** SUPPLIED INFORMATION **
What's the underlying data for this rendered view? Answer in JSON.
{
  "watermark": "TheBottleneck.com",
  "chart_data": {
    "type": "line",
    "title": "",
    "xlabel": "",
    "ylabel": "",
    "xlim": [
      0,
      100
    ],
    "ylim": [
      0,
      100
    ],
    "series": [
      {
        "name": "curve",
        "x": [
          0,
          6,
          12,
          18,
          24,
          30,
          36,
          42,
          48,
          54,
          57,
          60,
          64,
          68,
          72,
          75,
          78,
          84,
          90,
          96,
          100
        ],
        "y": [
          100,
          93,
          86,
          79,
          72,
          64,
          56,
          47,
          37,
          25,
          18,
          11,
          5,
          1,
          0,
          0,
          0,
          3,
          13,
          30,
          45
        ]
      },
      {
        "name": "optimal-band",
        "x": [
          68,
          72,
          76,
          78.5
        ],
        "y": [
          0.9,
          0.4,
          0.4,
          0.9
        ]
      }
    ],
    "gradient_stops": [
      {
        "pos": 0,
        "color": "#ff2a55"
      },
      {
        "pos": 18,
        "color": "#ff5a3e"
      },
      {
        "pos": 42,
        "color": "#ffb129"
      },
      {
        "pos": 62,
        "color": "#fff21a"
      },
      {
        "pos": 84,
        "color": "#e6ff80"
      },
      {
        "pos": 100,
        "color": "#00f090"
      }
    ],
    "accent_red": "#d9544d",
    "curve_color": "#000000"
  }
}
--
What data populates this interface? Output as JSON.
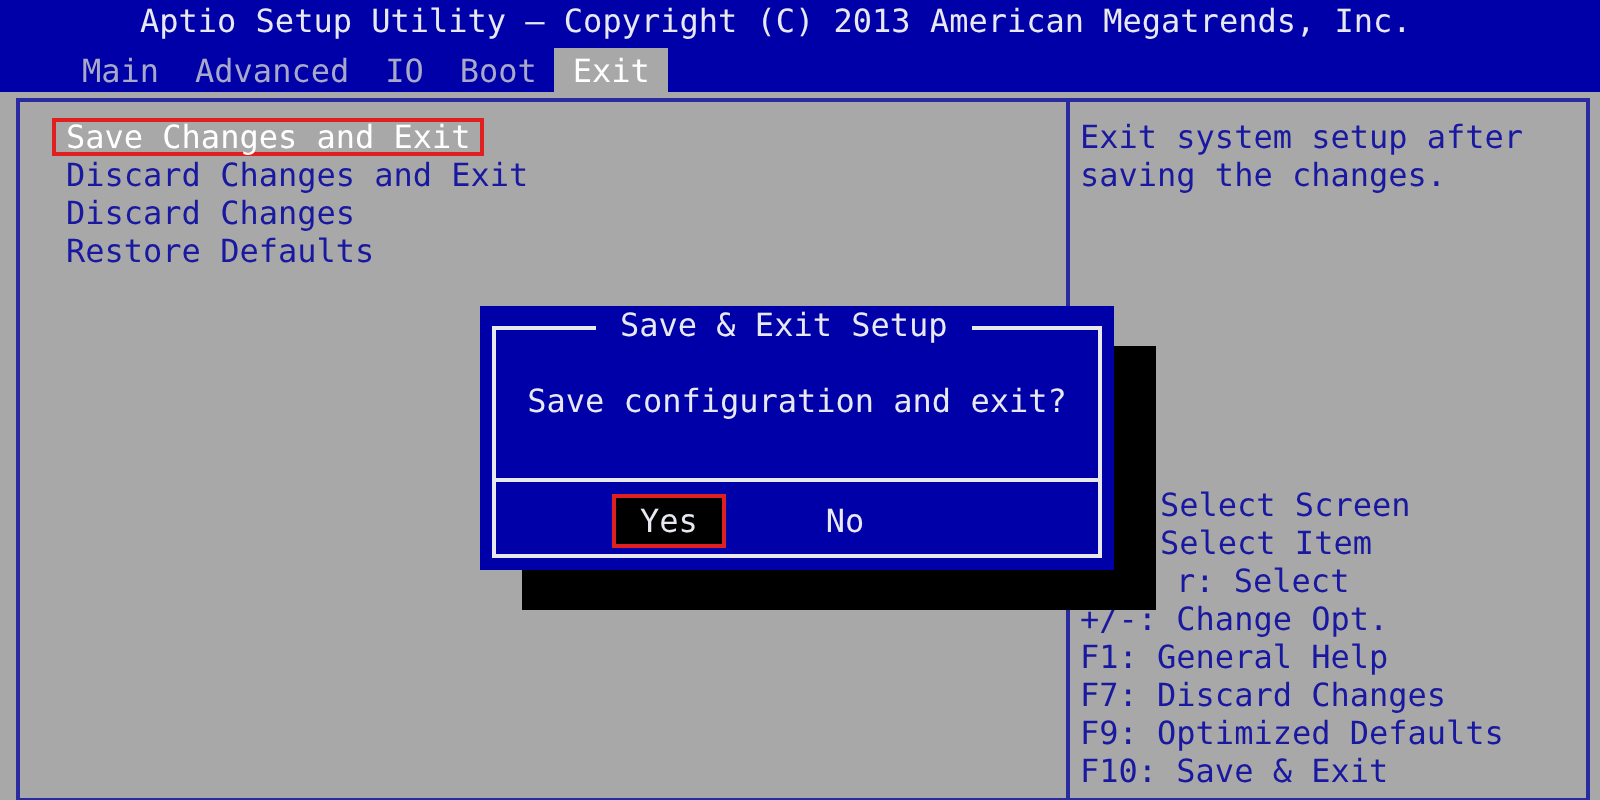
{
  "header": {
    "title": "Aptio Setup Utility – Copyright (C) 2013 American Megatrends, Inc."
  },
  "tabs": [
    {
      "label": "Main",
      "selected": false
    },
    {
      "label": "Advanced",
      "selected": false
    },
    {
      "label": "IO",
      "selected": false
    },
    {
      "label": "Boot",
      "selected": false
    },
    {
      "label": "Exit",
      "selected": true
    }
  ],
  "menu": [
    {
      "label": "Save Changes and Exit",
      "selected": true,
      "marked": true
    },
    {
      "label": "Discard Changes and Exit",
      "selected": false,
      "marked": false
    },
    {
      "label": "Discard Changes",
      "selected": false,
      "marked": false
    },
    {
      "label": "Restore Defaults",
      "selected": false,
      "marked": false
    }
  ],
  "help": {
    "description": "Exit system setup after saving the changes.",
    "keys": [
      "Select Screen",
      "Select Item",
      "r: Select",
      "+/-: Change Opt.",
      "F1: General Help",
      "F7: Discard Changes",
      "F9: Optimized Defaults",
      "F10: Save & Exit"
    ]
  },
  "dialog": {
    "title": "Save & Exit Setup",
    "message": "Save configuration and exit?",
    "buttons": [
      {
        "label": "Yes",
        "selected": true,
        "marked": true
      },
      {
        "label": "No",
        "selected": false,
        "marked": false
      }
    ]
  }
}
* * *
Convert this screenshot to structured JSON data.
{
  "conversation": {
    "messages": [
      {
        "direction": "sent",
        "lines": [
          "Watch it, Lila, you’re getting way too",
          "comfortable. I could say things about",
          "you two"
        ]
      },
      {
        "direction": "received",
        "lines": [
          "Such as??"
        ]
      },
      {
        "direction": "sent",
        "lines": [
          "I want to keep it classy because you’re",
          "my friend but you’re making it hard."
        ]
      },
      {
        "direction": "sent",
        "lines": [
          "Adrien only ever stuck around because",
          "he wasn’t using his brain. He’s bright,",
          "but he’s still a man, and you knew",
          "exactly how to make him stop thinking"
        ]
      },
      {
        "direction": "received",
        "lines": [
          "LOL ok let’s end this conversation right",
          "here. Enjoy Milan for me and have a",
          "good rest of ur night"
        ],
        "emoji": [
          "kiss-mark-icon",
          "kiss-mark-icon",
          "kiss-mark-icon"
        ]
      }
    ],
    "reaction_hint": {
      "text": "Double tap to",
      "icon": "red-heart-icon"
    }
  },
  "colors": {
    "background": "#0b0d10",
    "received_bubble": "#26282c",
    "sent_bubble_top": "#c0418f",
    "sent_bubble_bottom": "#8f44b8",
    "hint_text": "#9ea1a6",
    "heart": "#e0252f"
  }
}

** YOUR OBJECTIVE **
Copy, from the material above, each line in which the string "title" occurs.

** SOLUTION FOR THIS PROBLEM **
    "title": "",
    "title": "Aptio Setup Utility – Copyright (C) 2013 American Megatrends, Inc."
    "title": "Save & Exit Setup",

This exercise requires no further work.